Saved entries

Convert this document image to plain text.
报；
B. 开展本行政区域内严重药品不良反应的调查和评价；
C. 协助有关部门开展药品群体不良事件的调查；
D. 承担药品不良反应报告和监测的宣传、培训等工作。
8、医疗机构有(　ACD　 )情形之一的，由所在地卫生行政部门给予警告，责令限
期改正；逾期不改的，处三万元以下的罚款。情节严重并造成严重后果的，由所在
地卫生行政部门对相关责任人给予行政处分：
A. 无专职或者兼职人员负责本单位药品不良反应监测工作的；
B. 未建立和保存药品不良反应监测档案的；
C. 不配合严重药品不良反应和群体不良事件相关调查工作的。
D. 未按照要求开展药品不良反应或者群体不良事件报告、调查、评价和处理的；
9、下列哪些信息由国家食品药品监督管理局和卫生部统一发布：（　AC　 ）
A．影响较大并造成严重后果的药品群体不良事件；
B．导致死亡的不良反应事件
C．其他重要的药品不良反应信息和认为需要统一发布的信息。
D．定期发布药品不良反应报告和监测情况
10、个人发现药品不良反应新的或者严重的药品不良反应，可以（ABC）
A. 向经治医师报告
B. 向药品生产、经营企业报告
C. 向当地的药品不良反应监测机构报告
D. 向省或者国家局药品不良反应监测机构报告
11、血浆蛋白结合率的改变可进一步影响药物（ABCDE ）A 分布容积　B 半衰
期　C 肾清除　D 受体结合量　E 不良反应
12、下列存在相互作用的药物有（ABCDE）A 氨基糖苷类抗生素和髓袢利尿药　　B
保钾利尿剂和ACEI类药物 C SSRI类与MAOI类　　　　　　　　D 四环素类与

Exercise goal:
Which lines hold the word "ABCDE"? Copy every one of them.

Written response:
11、血浆蛋白结合率的改变可进一步影响药物（ABCDE ）A 分布容积　B 半衰
12、下列存在相互作用的药物有（ABCDE）A 氨基糖苷类抗生素和髓袢利尿药　　B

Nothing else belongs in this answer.